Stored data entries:
>> begin

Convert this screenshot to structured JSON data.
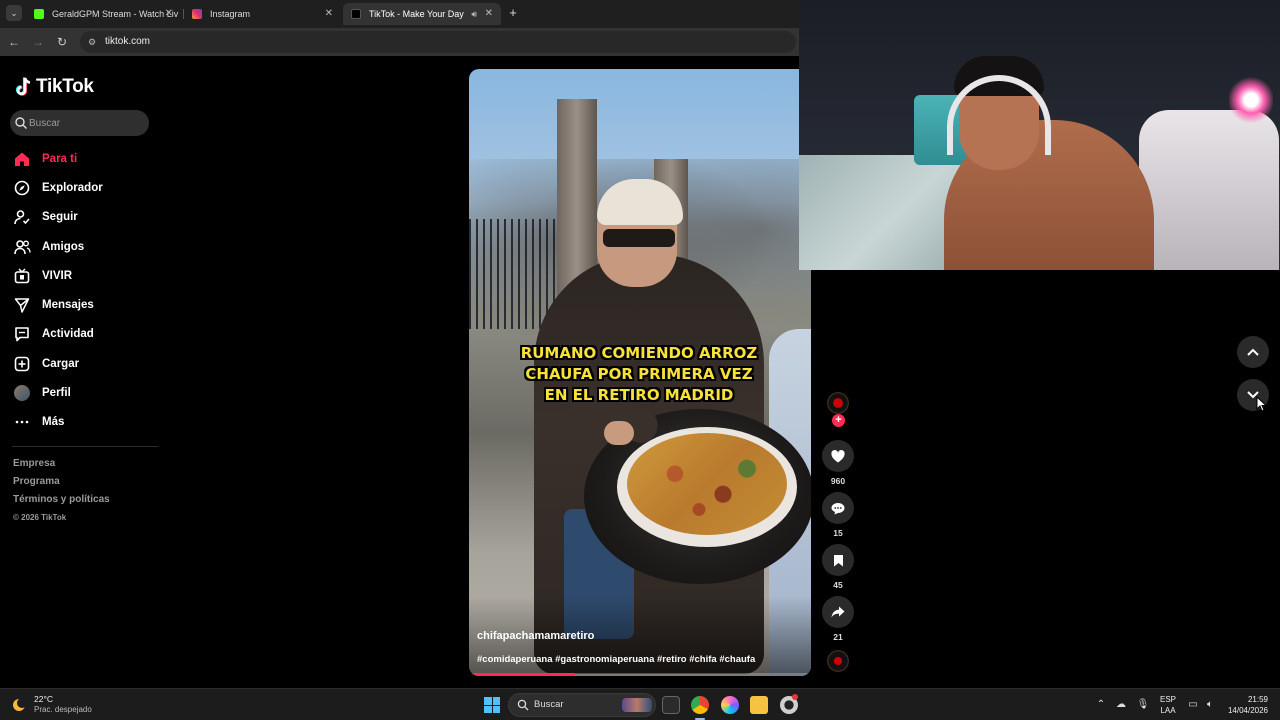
{
  "browser": {
    "tabs": [
      {
        "title": "GeraldGPM Stream - Watch Liv",
        "favicon_color": "#53fc18"
      },
      {
        "title": "Instagram",
        "favicon_color": "#e1306c"
      },
      {
        "title": "TikTok - Make Your Day",
        "favicon_color": "#000000",
        "active": true,
        "audio": true
      }
    ],
    "url": "tiktok.com"
  },
  "sidebar": {
    "logo": "TikTok",
    "search_placeholder": "Buscar",
    "nav": [
      {
        "label": "Para ti",
        "icon": "home-icon",
        "active": true
      },
      {
        "label": "Explorador",
        "icon": "compass-icon"
      },
      {
        "label": "Seguir",
        "icon": "following-icon"
      },
      {
        "label": "Amigos",
        "icon": "friends-icon"
      },
      {
        "label": "VIVIR",
        "icon": "live-icon"
      },
      {
        "label": "Mensajes",
        "icon": "messages-icon"
      },
      {
        "label": "Actividad",
        "icon": "activity-icon"
      },
      {
        "label": "Cargar",
        "icon": "upload-icon"
      },
      {
        "label": "Perfil",
        "icon": "profile-avatar"
      },
      {
        "label": "Más",
        "icon": "more-icon"
      }
    ],
    "footer": {
      "links": [
        "Empresa",
        "Programa",
        "Términos y políticas"
      ],
      "copyright": "© 2026 TikTok"
    }
  },
  "video": {
    "caption_lines": [
      "RUMANO COMIENDO ARROZ",
      "CHAUFA POR PRIMERA VEZ",
      "EN EL RETIRO MADRID"
    ],
    "author": "chifapachamamaretiro",
    "hashtags": "#comidaperuana #gastronomiaperuana #retiro #chifa #chaufa",
    "progress": 0.31
  },
  "actions": {
    "likes": "960",
    "comments": "15",
    "saves": "45",
    "shares": "21"
  },
  "taskbar": {
    "weather_temp": "22°C",
    "weather_desc": "Prac. despejado",
    "search_label": "Buscar",
    "lang_top": "ESP",
    "lang_bottom": "LAA",
    "time": "21:59",
    "date": "14/04/2026"
  },
  "colors": {
    "tiktok_red": "#fe2c55",
    "caption_yellow": "#f7e23a"
  }
}
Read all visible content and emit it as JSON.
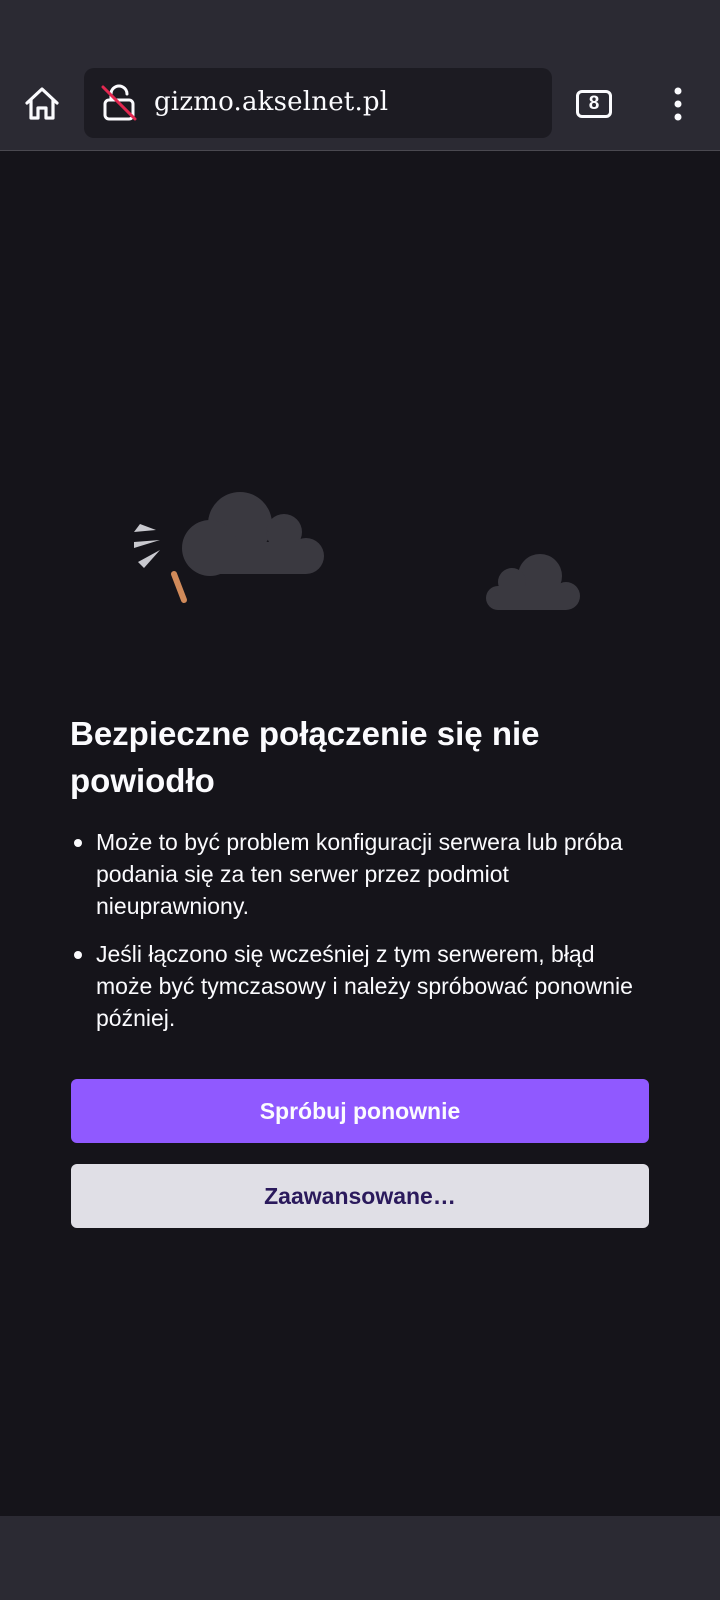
{
  "browser": {
    "url": "gizmo.akselnet.pl",
    "tab_count": "8",
    "icons": {
      "home": "home-icon",
      "lock": "broken-lock-icon",
      "menu": "more-vertical-icon"
    }
  },
  "error": {
    "title": "Bezpieczne połączenie się nie powiodło",
    "bullets": [
      "Może to być problem konfiguracji serwera lub próba podania się za ten serwer przez podmiot nieuprawniony.",
      "Jeśli łączono się wcześniej z tym serwerem, błąd może być tymczasowy i należy spróbować ponownie później."
    ],
    "retry_label": "Spróbuj ponownie",
    "advanced_label": "Zaawansowane…"
  },
  "colors": {
    "page_bg": "#15141a",
    "toolbar_bg": "#2b2a33",
    "primary_button": "#9059ff",
    "secondary_button": "#e0dfe6",
    "secondary_button_text": "#2b1a5c",
    "cloud": "#3a3940",
    "lock_slash": "#e22850"
  }
}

>> end

**Your instructions**
Pull out every line containing "ponownie".

**The result**
      "Jeśli łączono się wcześniej z tym serwerem, błąd może być tymczasowy i należy spróbować ponownie później."
    "retry_label": "Spróbuj ponownie",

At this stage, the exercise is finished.